Exercise brief: Lines that include the word "Adeline" are the ones to copy.

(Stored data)
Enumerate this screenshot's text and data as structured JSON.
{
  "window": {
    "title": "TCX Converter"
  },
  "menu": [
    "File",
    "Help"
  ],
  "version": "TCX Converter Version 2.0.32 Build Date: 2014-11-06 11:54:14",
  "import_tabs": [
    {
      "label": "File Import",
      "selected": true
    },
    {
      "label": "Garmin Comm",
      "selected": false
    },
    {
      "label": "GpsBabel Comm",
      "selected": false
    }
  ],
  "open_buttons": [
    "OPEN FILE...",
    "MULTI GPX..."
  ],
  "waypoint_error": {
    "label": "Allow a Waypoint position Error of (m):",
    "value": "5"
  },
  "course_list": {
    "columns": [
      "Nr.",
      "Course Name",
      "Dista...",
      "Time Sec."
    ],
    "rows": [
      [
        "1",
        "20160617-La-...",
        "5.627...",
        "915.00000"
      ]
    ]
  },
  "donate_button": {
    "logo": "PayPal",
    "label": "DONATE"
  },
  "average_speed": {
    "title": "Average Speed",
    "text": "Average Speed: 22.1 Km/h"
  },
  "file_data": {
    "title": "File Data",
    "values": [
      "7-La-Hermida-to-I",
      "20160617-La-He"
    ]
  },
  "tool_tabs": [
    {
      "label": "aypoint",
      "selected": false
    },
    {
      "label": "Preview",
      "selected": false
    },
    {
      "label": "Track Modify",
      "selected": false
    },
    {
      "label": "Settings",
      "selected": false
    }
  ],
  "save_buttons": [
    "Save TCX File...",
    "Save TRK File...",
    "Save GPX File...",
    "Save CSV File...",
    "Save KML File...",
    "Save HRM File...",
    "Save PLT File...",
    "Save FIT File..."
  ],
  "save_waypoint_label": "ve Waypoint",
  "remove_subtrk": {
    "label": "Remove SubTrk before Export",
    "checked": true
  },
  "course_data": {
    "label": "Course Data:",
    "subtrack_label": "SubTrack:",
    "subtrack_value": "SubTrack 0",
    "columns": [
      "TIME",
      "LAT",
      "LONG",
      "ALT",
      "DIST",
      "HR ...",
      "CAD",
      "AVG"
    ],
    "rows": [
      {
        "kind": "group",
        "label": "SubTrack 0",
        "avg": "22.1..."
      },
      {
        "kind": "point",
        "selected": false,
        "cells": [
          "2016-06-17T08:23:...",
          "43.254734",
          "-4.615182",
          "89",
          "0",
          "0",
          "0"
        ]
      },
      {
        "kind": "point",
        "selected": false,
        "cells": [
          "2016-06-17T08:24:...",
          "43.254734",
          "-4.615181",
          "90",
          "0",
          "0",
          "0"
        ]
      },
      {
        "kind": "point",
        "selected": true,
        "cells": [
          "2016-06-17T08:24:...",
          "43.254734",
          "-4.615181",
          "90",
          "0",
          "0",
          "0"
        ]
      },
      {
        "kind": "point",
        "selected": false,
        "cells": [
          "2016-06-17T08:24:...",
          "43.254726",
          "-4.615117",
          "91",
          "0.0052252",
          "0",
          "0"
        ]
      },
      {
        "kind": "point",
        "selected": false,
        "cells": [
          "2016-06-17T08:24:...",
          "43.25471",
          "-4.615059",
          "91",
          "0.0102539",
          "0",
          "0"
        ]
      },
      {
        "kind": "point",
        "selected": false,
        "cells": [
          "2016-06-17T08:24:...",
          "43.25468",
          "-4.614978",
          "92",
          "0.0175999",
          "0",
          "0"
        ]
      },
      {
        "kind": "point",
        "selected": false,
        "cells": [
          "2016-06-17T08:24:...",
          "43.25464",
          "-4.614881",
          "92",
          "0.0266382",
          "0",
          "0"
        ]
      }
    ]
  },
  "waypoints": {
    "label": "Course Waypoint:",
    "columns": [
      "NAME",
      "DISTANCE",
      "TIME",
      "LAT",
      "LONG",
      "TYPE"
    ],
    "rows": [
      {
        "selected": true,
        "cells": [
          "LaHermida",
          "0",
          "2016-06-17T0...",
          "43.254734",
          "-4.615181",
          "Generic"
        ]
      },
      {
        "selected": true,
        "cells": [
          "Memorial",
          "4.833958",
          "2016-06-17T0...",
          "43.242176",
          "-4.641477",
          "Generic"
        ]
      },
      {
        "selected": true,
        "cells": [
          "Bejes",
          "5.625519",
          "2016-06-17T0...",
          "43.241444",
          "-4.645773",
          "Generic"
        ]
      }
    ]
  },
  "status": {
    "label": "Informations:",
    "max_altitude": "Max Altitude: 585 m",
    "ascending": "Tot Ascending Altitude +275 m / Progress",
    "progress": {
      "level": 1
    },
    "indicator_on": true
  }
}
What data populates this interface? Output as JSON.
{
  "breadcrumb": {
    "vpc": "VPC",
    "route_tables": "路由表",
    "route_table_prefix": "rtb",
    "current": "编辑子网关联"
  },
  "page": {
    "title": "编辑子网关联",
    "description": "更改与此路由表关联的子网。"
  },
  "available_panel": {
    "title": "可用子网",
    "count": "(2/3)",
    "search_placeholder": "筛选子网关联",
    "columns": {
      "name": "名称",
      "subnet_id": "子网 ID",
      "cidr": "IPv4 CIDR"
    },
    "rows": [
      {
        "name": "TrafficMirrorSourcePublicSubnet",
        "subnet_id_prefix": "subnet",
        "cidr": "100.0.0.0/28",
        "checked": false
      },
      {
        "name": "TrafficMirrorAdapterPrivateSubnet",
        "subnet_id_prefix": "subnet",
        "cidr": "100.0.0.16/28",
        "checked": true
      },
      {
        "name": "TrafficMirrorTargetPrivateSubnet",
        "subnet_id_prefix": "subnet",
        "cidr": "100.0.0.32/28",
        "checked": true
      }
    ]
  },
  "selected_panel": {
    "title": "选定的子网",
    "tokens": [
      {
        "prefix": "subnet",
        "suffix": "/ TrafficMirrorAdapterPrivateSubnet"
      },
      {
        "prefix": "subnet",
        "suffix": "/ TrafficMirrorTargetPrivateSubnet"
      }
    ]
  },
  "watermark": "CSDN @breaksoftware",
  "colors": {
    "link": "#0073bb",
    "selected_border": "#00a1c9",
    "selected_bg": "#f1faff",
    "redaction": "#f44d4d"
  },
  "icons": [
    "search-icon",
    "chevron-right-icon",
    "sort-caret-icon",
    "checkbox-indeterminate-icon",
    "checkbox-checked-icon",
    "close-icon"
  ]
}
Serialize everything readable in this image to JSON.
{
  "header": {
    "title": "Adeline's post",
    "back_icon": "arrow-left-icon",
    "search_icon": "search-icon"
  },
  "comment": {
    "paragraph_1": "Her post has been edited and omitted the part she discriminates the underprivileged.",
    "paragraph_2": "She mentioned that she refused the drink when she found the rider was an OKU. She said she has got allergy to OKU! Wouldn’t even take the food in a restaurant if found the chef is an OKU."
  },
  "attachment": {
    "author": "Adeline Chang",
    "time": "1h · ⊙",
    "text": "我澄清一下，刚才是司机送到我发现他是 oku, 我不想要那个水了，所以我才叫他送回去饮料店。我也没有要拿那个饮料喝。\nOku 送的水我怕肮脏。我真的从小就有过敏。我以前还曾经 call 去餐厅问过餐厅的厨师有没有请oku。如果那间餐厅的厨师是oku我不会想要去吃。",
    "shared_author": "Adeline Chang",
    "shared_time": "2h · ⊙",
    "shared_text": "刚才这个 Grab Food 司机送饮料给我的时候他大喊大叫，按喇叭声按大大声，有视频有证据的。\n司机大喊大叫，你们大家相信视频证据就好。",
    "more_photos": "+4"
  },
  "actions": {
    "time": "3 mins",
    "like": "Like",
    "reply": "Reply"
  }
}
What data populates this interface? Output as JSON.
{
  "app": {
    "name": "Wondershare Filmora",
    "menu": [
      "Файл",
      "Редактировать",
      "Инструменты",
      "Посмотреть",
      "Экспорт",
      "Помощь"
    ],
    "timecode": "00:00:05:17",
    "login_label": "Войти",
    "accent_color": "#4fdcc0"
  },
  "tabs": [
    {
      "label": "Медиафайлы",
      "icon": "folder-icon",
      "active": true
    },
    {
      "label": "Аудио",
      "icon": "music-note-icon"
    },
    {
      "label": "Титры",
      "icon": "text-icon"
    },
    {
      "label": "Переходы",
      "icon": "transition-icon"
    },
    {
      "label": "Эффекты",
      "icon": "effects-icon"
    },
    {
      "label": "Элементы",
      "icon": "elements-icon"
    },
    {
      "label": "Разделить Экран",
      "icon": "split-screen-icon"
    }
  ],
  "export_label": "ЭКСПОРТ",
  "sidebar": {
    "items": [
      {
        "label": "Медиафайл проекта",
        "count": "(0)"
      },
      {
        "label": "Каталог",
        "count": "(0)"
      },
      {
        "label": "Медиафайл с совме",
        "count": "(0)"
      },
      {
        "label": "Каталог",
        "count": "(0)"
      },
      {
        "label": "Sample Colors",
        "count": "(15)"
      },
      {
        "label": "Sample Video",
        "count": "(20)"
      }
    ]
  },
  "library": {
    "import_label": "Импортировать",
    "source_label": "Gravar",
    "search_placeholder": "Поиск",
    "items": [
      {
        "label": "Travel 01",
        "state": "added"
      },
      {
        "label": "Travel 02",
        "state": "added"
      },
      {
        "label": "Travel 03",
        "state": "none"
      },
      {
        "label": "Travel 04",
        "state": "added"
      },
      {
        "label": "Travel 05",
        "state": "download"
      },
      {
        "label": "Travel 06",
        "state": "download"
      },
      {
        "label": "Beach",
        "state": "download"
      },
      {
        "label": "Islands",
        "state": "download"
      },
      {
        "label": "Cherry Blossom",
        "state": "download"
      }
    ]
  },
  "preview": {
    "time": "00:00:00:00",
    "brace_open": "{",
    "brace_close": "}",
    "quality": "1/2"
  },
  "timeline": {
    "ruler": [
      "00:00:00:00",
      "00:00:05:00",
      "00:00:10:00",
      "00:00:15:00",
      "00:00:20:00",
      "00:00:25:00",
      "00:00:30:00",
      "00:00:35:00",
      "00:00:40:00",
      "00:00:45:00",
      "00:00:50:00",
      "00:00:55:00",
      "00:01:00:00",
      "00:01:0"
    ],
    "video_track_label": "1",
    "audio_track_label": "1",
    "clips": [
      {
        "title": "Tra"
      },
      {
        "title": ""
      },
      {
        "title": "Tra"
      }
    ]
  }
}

Solution to the problem:
    "title": "Adeline's post",
    "author": "Adeline Chang",
    "shared_author": "Adeline Chang",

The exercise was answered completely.